*PROBLEM REQUIREMENTS*
Go through the listing and copy each line with the string "Positions".

'''

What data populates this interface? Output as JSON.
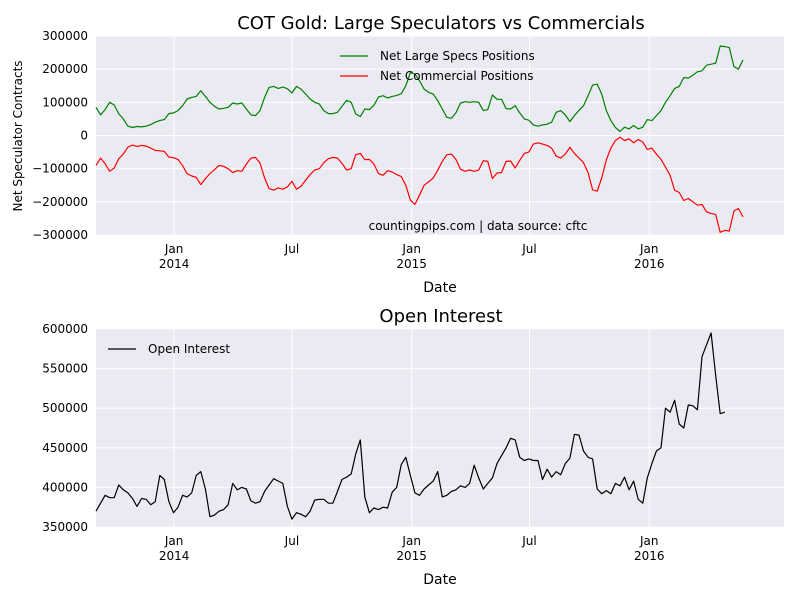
{
  "chart_data": [
    {
      "type": "line",
      "title": "COT Gold: Large Speculators vs Commercials",
      "xlabel": "Date",
      "ylabel": "Net Speculator Contracts",
      "annotation": "countingpips.com | data source: cftc",
      "ylim": [
        -300000,
        300000
      ],
      "yticks": [
        -300000,
        -200000,
        -100000,
        0,
        100000,
        200000,
        300000
      ],
      "ytick_labels": [
        "−300000",
        "−200000",
        "−100000",
        "0",
        "100000",
        "200000",
        "300000"
      ],
      "xlim": [
        "2013-09-03",
        "2016-07-26"
      ],
      "xticks": [
        {
          "date": "2014-01-01",
          "line1": "Jan",
          "line2": "2014"
        },
        {
          "date": "2014-07-01",
          "line1": "Jul",
          "line2": ""
        },
        {
          "date": "2015-01-01",
          "line1": "Jan",
          "line2": "2015"
        },
        {
          "date": "2015-07-01",
          "line1": "Jul",
          "line2": ""
        },
        {
          "date": "2016-01-01",
          "line1": "Jan",
          "line2": "2016"
        }
      ],
      "grid": true,
      "legend_position": "top-center",
      "start_date": "2013-09-03",
      "interval_days": 7,
      "series": [
        {
          "name": "Net Large Specs Positions",
          "color": "#008000",
          "values": [
            85000,
            62000,
            78000,
            100000,
            92000,
            65000,
            50000,
            28000,
            24000,
            27000,
            26000,
            28000,
            33000,
            40000,
            45000,
            48000,
            66000,
            68000,
            75000,
            90000,
            110000,
            115000,
            118000,
            135000,
            118000,
            100000,
            88000,
            80000,
            82000,
            85000,
            98000,
            95000,
            98000,
            80000,
            62000,
            60000,
            75000,
            115000,
            145000,
            148000,
            142000,
            146000,
            141000,
            128000,
            148000,
            140000,
            125000,
            110000,
            100000,
            95000,
            75000,
            66000,
            66000,
            70000,
            88000,
            106000,
            100000,
            65000,
            57000,
            80000,
            78000,
            91000,
            116000,
            120000,
            113000,
            118000,
            121000,
            126000,
            150000,
            190000,
            185000,
            165000,
            140000,
            130000,
            125000,
            105000,
            80000,
            55000,
            52000,
            68000,
            98000,
            102000,
            100000,
            102000,
            100000,
            75000,
            78000,
            122000,
            109000,
            109000,
            81000,
            80000,
            90000,
            68000,
            50000,
            46000,
            32000,
            28000,
            32000,
            34000,
            40000,
            70000,
            75000,
            62000,
            42000,
            60000,
            76000,
            90000,
            120000,
            152000,
            155000,
            125000,
            75000,
            45000,
            24000,
            12000,
            25000,
            20000,
            30000,
            20000,
            25000,
            48000,
            45000,
            60000,
            75000,
            100000,
            120000,
            142000,
            148000,
            175000,
            173000,
            182000,
            192000,
            195000,
            212000,
            215000,
            218000,
            270000,
            268000,
            265000,
            208000,
            200000,
            228000
          ]
        },
        {
          "name": "Net Commercial Positions",
          "color": "#ff0000",
          "values": [
            -90000,
            -68000,
            -85000,
            -108000,
            -98000,
            -70000,
            -56000,
            -35000,
            -29000,
            -33000,
            -30000,
            -32000,
            -38000,
            -45000,
            -46000,
            -48000,
            -65000,
            -67000,
            -72000,
            -91000,
            -115000,
            -122000,
            -126000,
            -148000,
            -130000,
            -115000,
            -103000,
            -90000,
            -93000,
            -100000,
            -112000,
            -106000,
            -108000,
            -86000,
            -68000,
            -66000,
            -83000,
            -128000,
            -160000,
            -165000,
            -158000,
            -162000,
            -155000,
            -138000,
            -162000,
            -153000,
            -135000,
            -118000,
            -104000,
            -100000,
            -82000,
            -70000,
            -66000,
            -68000,
            -84000,
            -104000,
            -100000,
            -58000,
            -54000,
            -73000,
            -72000,
            -86000,
            -115000,
            -120000,
            -106000,
            -110000,
            -118000,
            -124000,
            -150000,
            -195000,
            -208000,
            -180000,
            -150000,
            -140000,
            -128000,
            -105000,
            -78000,
            -58000,
            -56000,
            -72000,
            -102000,
            -108000,
            -104000,
            -108000,
            -104000,
            -76000,
            -78000,
            -130000,
            -113000,
            -112000,
            -78000,
            -77000,
            -98000,
            -75000,
            -54000,
            -50000,
            -26000,
            -22000,
            -26000,
            -30000,
            -38000,
            -62000,
            -68000,
            -56000,
            -36000,
            -54000,
            -68000,
            -82000,
            -112000,
            -164000,
            -168000,
            -128000,
            -74000,
            -38000,
            -15000,
            -5000,
            -15000,
            -10000,
            -22000,
            -12000,
            -20000,
            -42000,
            -38000,
            -56000,
            -72000,
            -95000,
            -120000,
            -165000,
            -172000,
            -196000,
            -190000,
            -200000,
            -210000,
            -208000,
            -230000,
            -235000,
            -238000,
            -292000,
            -286000,
            -288000,
            -228000,
            -220000,
            -245000
          ]
        }
      ]
    },
    {
      "type": "line",
      "title": "Open Interest",
      "xlabel": "Date",
      "ylabel": "",
      "ylim": [
        350000,
        600000
      ],
      "yticks": [
        350000,
        400000,
        450000,
        500000,
        550000,
        600000
      ],
      "ytick_labels": [
        "350000",
        "400000",
        "450000",
        "500000",
        "550000",
        "600000"
      ],
      "xlim": [
        "2013-09-03",
        "2016-07-26"
      ],
      "xticks": [
        {
          "date": "2014-01-01",
          "line1": "Jan",
          "line2": "2014"
        },
        {
          "date": "2014-07-01",
          "line1": "Jul",
          "line2": ""
        },
        {
          "date": "2015-01-01",
          "line1": "Jan",
          "line2": "2015"
        },
        {
          "date": "2015-07-01",
          "line1": "Jul",
          "line2": ""
        },
        {
          "date": "2016-01-01",
          "line1": "Jan",
          "line2": "2016"
        }
      ],
      "grid": true,
      "legend_position": "top-left",
      "start_date": "2013-09-03",
      "interval_days": 7,
      "series": [
        {
          "name": "Open Interest",
          "color": "#000000",
          "values": [
            370000,
            380000,
            390000,
            387000,
            387000,
            403000,
            397000,
            393000,
            386000,
            376000,
            386000,
            385000,
            378000,
            382000,
            415000,
            410000,
            382000,
            368000,
            375000,
            390000,
            388000,
            393000,
            415000,
            420000,
            398000,
            363000,
            365000,
            370000,
            372000,
            378000,
            405000,
            397000,
            400000,
            398000,
            383000,
            380000,
            382000,
            395000,
            403000,
            411000,
            408000,
            405000,
            376000,
            360000,
            368000,
            366000,
            363000,
            370000,
            384000,
            385000,
            385000,
            380000,
            380000,
            395000,
            410000,
            413000,
            417000,
            442000,
            460000,
            388000,
            368000,
            374000,
            372000,
            375000,
            374000,
            394000,
            400000,
            429000,
            438000,
            415000,
            393000,
            390000,
            398000,
            403000,
            408000,
            420000,
            388000,
            390000,
            395000,
            397000,
            402000,
            400000,
            405000,
            428000,
            412000,
            398000,
            405000,
            412000,
            430000,
            440000,
            450000,
            462000,
            460000,
            438000,
            434000,
            436000,
            434000,
            434000,
            410000,
            423000,
            413000,
            420000,
            416000,
            430000,
            437000,
            467000,
            466000,
            446000,
            438000,
            436000,
            398000,
            392000,
            396000,
            392000,
            405000,
            402000,
            413000,
            397000,
            408000,
            385000,
            380000,
            412000,
            430000,
            446000,
            450000,
            500000,
            495000,
            510000,
            480000,
            475000,
            504000,
            503000,
            498000,
            565000,
            580000,
            595000,
            541000,
            493000,
            495000
          ]
        }
      ]
    }
  ]
}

'''

*THE OUTPUT*
          "name": "Net Large Specs Positions",
          "name": "Net Commercial Positions",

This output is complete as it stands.